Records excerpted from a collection
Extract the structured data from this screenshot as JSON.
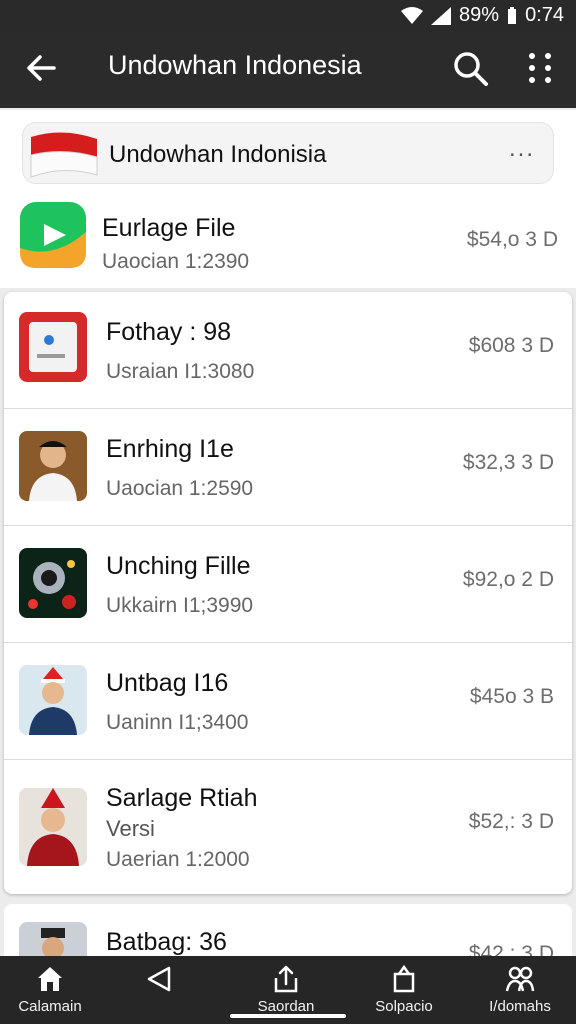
{
  "status": {
    "battery": "89%",
    "time": "0:74"
  },
  "header": {
    "title": "Undowhan Indonesia"
  },
  "banner": {
    "title": "Undowhan Indonisia",
    "more": "..."
  },
  "featured": {
    "name": "Eurlage File",
    "sub": "Uaocian 1:2390",
    "price": "$54,o 3 D"
  },
  "items": [
    {
      "name": "Fothay : 98",
      "sub": "Usraian I1:3080",
      "price": "$608 3 D"
    },
    {
      "name": "Enrhing I1e",
      "sub": "Uaocian 1:2590",
      "price": "$32,3 3 D"
    },
    {
      "name": "Unching Fille",
      "sub": "Ukkairn I1;3990",
      "price": "$92,o 2 D"
    },
    {
      "name": "Untbag I16",
      "sub": "Uaninn I1;3400",
      "price": "$45o 3 B"
    },
    {
      "name": "Sarlage Rtiah",
      "version": "Versi",
      "sub": "Uaerian 1:2000",
      "price": "$52,: 3 D"
    }
  ],
  "partial": {
    "name": "Batbag: 36",
    "price": "$42,: 3 D"
  },
  "bottom_nav": [
    {
      "label": "Calamain",
      "icon": "home-icon"
    },
    {
      "label": "",
      "icon": "back-triangle-icon"
    },
    {
      "label": "Saordan",
      "icon": "share-icon"
    },
    {
      "label": "Solpacio",
      "icon": "bag-icon"
    },
    {
      "label": "I/domahs",
      "icon": "people-icon"
    }
  ],
  "colors": {
    "app_bar": "#2b2b2b",
    "nav_bar": "#262626",
    "surface": "#ffffff"
  }
}
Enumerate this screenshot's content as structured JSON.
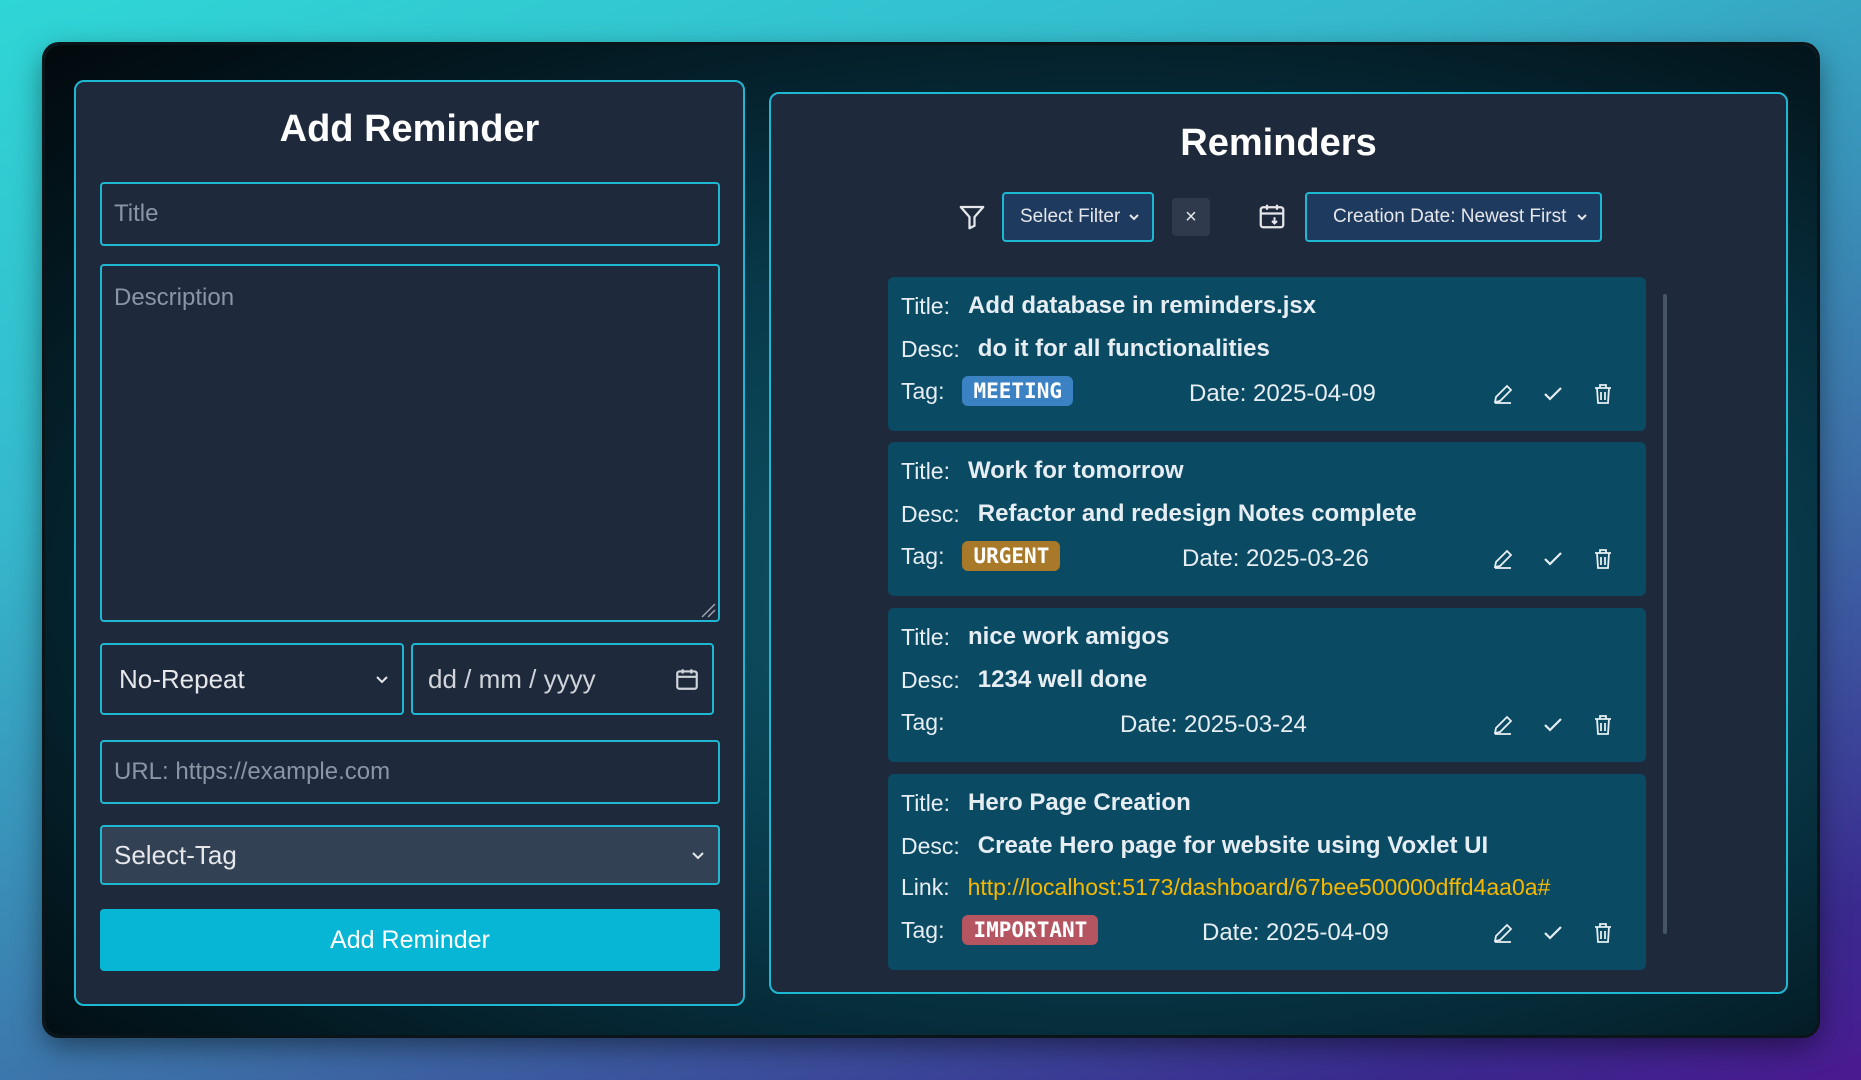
{
  "add_form": {
    "heading": "Add Reminder",
    "title_placeholder": "Title",
    "description_placeholder": "Description",
    "repeat_selected": "No-Repeat",
    "date_placeholder": "dd / mm / yyyy",
    "url_placeholder": "URL: https://example.com",
    "tag_selected": "Select-Tag",
    "submit_label": "Add Reminder"
  },
  "reminders": {
    "heading": "Reminders",
    "filter_selected": "Select Filter",
    "clear_label": "×",
    "sort_selected": "Creation Date: Newest First",
    "labels": {
      "title": "Title:",
      "desc": "Desc:",
      "tag": "Tag:",
      "link": "Link:"
    },
    "items": [
      {
        "title": "Add database in reminders.jsx",
        "desc": "do it for all functionalities",
        "tag": "MEETING",
        "tag_color": "#3b82c4",
        "date": "Date: 2025-04-09"
      },
      {
        "title": "Work for tomorrow",
        "desc": "Refactor and redesign Notes complete",
        "tag": "URGENT",
        "tag_color": "#a9792a",
        "date": "Date: 2025-03-26"
      },
      {
        "title": "nice work amigos",
        "desc": "1234 well done",
        "tag": "",
        "date": "Date: 2025-03-24"
      },
      {
        "title": "Hero Page Creation",
        "desc": "Create Hero page for website using Voxlet UI",
        "link": "http://localhost:5173/dashboard/67bee500000dffd4aa0a#",
        "tag": "IMPORTANT",
        "tag_color": "#b45561",
        "date": "Date: 2025-04-09"
      }
    ]
  },
  "icons": [
    "filter-icon",
    "calendar-sort-icon",
    "calendar-icon",
    "chevron-down-icon",
    "edit-icon",
    "check-icon",
    "trash-icon"
  ],
  "colors": {
    "accent": "#06b6d4",
    "panel": "#1e293b",
    "card": "#0b4a63",
    "link": "#f5b800"
  }
}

● **EXERCISE**
Give back the whole listing as it stands, minus its pictures.

● **TASK RESULT**
Extract the structured data from this screenshot as JSON.
{
  "status": {
    "battery": "89%",
    "time": "0:74"
  },
  "header": {
    "title": "Undowhan Indonesia"
  },
  "banner": {
    "title": "Undowhan Indonisia",
    "more": "..."
  },
  "featured": {
    "name": "Eurlage File",
    "sub": "Uaocian 1:2390",
    "price": "$54,o 3 D"
  },
  "items": [
    {
      "name": "Fothay : 98",
      "sub": "Usraian I1:3080",
      "price": "$608 3 D"
    },
    {
      "name": "Enrhing I1e",
      "sub": "Uaocian 1:2590",
      "price": "$32,3 3 D"
    },
    {
      "name": "Unching Fille",
      "sub": "Ukkairn I1;3990",
      "price": "$92,o 2 D"
    },
    {
      "name": "Untbag I16",
      "sub": "Uaninn I1;3400",
      "price": "$45o 3 B"
    },
    {
      "name": "Sarlage Rtiah",
      "version": "Versi",
      "sub": "Uaerian 1:2000",
      "price": "$52,: 3 D"
    }
  ],
  "partial": {
    "name": "Batbag: 36",
    "price": "$42,: 3 D"
  },
  "bottom_nav": [
    {
      "label": "Calamain",
      "icon": "home-icon"
    },
    {
      "label": "",
      "icon": "back-triangle-icon"
    },
    {
      "label": "Saordan",
      "icon": "share-icon"
    },
    {
      "label": "Solpacio",
      "icon": "bag-icon"
    },
    {
      "label": "I/domahs",
      "icon": "people-icon"
    }
  ],
  "colors": {
    "app_bar": "#2b2b2b",
    "nav_bar": "#262626",
    "surface": "#ffffff"
  }
}
Enumerate this screenshot's content as structured JSON.
{
  "add_form": {
    "heading": "Add Reminder",
    "title_placeholder": "Title",
    "description_placeholder": "Description",
    "repeat_selected": "No-Repeat",
    "date_placeholder": "dd / mm / yyyy",
    "url_placeholder": "URL: https://example.com",
    "tag_selected": "Select-Tag",
    "submit_label": "Add Reminder"
  },
  "reminders": {
    "heading": "Reminders",
    "filter_selected": "Select Filter",
    "clear_label": "×",
    "sort_selected": "Creation Date: Newest First",
    "labels": {
      "title": "Title:",
      "desc": "Desc:",
      "tag": "Tag:",
      "link": "Link:"
    },
    "items": [
      {
        "title": "Add database in reminders.jsx",
        "desc": "do it for all functionalities",
        "tag": "MEETING",
        "tag_color": "#3b82c4",
        "date": "Date: 2025-04-09"
      },
      {
        "title": "Work for tomorrow",
        "desc": "Refactor and redesign Notes complete",
        "tag": "URGENT",
        "tag_color": "#a9792a",
        "date": "Date: 2025-03-26"
      },
      {
        "title": "nice work amigos",
        "desc": "1234 well done",
        "tag": "",
        "date": "Date: 2025-03-24"
      },
      {
        "title": "Hero Page Creation",
        "desc": "Create Hero page for website using Voxlet UI",
        "link": "http://localhost:5173/dashboard/67bee500000dffd4aa0a#",
        "tag": "IMPORTANT",
        "tag_color": "#b45561",
        "date": "Date: 2025-04-09"
      }
    ]
  },
  "icons": [
    "filter-icon",
    "calendar-sort-icon",
    "calendar-icon",
    "chevron-down-icon",
    "edit-icon",
    "check-icon",
    "trash-icon"
  ],
  "colors": {
    "accent": "#06b6d4",
    "panel": "#1e293b",
    "card": "#0b4a63",
    "link": "#f5b800"
  }
}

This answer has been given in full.